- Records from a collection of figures
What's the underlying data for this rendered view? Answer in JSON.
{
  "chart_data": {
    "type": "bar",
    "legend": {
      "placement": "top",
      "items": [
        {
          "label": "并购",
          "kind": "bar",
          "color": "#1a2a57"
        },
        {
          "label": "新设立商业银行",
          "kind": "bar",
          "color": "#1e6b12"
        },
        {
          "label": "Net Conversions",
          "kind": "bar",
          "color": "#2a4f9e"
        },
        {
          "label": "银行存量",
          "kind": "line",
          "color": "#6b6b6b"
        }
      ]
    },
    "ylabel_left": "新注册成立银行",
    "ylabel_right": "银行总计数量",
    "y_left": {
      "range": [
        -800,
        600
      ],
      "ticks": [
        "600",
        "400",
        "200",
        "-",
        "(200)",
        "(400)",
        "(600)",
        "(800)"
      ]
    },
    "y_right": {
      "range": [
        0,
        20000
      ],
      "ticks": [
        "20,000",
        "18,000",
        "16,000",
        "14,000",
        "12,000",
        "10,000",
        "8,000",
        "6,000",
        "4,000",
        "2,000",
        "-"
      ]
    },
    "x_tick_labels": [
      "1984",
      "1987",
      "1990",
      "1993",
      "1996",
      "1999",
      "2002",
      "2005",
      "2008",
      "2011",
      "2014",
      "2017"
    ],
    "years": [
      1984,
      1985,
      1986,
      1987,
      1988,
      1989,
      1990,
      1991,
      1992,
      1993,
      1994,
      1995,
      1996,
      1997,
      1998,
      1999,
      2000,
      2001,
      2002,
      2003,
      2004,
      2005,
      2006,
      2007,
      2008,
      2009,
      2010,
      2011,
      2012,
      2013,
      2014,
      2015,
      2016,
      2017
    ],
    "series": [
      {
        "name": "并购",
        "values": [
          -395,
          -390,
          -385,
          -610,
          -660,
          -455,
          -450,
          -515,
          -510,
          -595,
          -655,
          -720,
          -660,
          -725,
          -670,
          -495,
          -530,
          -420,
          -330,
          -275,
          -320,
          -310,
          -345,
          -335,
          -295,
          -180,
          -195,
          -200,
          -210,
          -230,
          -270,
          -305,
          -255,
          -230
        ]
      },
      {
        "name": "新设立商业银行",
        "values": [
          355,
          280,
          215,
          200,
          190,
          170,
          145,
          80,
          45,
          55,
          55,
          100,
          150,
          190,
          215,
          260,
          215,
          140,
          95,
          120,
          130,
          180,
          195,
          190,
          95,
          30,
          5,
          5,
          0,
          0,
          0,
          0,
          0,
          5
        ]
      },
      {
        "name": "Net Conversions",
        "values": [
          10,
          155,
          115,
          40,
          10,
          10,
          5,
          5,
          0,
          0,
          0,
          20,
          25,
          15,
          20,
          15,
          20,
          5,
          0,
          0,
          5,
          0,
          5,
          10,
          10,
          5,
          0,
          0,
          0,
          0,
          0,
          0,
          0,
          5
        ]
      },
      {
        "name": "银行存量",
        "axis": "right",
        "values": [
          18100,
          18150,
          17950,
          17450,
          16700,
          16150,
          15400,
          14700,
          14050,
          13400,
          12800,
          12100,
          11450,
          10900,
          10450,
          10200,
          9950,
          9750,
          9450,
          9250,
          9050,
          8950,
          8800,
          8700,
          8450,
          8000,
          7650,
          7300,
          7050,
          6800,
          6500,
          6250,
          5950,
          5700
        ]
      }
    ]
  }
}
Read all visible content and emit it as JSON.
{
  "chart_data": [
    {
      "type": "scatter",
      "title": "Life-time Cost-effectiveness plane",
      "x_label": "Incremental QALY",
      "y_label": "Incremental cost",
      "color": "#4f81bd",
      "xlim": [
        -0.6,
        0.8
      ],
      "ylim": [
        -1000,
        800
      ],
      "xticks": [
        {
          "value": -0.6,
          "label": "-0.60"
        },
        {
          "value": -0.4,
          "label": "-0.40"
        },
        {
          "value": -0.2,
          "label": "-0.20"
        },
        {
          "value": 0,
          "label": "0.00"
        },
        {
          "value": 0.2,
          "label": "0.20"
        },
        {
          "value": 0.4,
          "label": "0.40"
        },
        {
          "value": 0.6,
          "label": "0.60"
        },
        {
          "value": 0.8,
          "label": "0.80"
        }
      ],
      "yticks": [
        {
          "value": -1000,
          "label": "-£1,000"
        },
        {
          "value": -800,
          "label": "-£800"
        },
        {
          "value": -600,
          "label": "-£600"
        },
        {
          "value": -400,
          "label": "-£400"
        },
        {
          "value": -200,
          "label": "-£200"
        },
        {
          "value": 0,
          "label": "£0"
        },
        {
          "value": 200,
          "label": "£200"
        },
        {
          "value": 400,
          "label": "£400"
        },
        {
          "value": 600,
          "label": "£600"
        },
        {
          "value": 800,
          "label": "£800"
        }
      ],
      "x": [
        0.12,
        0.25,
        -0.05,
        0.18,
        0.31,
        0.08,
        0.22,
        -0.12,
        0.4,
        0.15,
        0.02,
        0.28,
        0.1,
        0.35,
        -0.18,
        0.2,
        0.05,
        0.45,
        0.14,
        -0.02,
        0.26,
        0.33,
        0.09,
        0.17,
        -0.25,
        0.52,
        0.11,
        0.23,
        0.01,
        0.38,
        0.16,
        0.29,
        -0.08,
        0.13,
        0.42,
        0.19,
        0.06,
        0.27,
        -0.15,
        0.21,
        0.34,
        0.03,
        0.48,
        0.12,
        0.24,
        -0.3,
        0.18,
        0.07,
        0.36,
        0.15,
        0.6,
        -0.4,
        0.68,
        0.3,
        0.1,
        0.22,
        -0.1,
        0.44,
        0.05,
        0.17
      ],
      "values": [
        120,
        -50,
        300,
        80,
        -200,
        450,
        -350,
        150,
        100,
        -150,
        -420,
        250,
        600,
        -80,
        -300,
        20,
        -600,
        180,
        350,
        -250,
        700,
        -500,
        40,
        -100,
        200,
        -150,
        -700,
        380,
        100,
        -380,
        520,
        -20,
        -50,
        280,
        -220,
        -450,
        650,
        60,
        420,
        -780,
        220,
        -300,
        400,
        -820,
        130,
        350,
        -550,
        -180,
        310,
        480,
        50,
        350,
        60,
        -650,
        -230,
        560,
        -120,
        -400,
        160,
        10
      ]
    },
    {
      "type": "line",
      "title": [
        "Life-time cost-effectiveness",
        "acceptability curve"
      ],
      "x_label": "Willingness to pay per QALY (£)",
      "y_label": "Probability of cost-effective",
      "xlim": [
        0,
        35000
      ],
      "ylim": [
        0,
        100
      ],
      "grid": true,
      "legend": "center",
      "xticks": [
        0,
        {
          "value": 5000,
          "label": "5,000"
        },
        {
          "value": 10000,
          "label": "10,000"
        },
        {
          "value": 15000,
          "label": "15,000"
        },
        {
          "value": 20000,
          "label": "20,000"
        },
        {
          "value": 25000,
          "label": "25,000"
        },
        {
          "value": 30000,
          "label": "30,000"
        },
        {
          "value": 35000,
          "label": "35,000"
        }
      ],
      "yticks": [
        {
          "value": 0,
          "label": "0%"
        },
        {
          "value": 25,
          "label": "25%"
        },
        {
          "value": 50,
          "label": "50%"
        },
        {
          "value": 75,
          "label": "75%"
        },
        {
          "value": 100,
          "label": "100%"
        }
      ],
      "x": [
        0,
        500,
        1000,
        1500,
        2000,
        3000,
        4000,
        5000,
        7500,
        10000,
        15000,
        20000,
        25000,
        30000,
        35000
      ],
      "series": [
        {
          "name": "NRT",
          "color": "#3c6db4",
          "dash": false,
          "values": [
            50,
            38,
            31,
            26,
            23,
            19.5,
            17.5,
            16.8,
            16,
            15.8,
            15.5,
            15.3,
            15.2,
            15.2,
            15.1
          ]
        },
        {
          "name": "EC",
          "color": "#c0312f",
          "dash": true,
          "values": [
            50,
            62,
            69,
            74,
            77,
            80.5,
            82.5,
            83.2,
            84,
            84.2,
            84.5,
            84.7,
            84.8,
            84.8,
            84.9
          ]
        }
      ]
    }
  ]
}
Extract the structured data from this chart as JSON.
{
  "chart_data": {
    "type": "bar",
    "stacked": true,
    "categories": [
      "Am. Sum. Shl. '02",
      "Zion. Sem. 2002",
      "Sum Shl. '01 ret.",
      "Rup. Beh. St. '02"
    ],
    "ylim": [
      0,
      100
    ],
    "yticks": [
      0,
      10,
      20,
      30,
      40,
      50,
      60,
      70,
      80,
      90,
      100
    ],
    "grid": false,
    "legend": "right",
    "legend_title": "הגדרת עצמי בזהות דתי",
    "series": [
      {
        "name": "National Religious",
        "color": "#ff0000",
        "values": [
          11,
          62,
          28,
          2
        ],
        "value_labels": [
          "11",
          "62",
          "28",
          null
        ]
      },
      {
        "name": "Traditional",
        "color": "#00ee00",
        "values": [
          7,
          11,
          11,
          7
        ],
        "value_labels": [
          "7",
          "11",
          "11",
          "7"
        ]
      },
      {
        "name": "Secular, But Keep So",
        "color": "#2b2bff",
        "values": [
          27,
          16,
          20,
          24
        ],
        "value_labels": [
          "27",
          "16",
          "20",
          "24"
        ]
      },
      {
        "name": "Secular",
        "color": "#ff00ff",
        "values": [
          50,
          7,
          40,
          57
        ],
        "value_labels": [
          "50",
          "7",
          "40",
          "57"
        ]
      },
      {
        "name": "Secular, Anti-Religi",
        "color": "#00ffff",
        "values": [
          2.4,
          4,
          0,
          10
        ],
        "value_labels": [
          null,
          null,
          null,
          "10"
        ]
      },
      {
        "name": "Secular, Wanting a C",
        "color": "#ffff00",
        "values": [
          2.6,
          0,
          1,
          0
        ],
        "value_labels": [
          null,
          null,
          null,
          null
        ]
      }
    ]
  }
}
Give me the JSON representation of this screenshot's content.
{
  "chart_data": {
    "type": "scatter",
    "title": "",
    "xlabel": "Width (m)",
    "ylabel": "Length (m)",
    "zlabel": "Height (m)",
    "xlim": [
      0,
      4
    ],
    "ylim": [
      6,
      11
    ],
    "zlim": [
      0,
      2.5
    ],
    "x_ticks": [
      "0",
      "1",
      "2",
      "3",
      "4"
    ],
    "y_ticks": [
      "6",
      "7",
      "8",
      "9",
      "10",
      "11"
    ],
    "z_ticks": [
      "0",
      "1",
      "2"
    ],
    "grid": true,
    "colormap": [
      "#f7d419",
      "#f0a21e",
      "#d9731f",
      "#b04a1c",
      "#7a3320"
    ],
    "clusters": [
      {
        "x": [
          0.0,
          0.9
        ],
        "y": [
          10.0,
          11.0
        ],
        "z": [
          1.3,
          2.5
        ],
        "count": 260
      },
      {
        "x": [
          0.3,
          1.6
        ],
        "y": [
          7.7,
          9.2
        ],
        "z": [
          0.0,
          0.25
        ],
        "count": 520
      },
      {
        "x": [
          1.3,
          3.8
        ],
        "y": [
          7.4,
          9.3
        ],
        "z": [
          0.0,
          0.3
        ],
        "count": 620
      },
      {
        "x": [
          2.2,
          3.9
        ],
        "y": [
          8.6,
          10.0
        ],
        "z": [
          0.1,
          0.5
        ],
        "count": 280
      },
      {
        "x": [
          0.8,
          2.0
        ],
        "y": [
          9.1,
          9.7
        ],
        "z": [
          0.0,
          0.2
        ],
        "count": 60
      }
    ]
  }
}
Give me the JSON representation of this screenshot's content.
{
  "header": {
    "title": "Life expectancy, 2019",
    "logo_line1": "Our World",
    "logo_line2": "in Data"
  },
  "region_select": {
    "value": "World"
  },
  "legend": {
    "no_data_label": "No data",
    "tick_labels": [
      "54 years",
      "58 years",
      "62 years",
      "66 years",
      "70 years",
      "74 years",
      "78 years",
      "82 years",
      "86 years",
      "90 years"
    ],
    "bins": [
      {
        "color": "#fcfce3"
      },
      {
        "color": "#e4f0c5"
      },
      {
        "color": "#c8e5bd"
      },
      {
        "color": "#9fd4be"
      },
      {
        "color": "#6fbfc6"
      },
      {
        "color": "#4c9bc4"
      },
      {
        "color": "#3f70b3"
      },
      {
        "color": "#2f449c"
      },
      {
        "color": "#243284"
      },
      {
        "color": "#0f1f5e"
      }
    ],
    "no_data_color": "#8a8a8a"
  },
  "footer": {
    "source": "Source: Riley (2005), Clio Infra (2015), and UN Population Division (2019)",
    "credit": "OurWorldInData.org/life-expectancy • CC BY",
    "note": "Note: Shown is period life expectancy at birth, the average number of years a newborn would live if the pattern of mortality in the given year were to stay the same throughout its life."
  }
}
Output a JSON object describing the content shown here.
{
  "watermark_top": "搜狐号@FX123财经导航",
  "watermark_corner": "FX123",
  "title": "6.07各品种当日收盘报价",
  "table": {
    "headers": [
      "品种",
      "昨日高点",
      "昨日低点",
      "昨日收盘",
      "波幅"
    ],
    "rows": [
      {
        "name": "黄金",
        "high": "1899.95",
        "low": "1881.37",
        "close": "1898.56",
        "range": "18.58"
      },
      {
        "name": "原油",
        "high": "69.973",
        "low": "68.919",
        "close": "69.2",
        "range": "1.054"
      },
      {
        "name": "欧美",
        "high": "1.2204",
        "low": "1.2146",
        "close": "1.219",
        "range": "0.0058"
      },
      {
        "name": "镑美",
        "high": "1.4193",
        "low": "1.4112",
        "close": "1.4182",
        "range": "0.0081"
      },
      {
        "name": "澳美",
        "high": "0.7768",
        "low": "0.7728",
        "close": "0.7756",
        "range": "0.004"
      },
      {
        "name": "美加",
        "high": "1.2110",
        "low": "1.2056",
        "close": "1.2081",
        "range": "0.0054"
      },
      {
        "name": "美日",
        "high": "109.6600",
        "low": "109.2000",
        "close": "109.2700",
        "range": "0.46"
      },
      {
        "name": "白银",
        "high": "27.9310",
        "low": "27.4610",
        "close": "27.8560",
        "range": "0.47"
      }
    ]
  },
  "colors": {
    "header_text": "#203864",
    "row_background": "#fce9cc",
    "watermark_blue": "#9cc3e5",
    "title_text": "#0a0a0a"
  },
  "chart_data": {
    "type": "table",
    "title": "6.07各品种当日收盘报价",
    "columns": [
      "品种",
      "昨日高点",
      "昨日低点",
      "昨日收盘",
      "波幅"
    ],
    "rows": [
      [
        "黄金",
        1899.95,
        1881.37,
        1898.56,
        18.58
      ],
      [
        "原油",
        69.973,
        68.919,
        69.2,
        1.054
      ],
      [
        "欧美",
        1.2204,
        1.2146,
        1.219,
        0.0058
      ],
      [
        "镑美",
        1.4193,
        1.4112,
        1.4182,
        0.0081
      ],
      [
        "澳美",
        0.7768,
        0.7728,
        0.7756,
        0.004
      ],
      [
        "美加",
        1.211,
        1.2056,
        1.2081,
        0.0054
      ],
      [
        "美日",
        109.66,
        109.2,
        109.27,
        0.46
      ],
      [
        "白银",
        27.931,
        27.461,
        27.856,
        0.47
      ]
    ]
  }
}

- Short exercise
Locate the word "high" in the records and collect each line it appears in.

- Result for this task
        "high": "1899.95",
        "high": "69.973",
        "high": "1.2204",
        "high": "1.4193",
        "high": "0.7768",
        "high": "1.2110",
        "high": "109.6600",
        "high": "27.9310",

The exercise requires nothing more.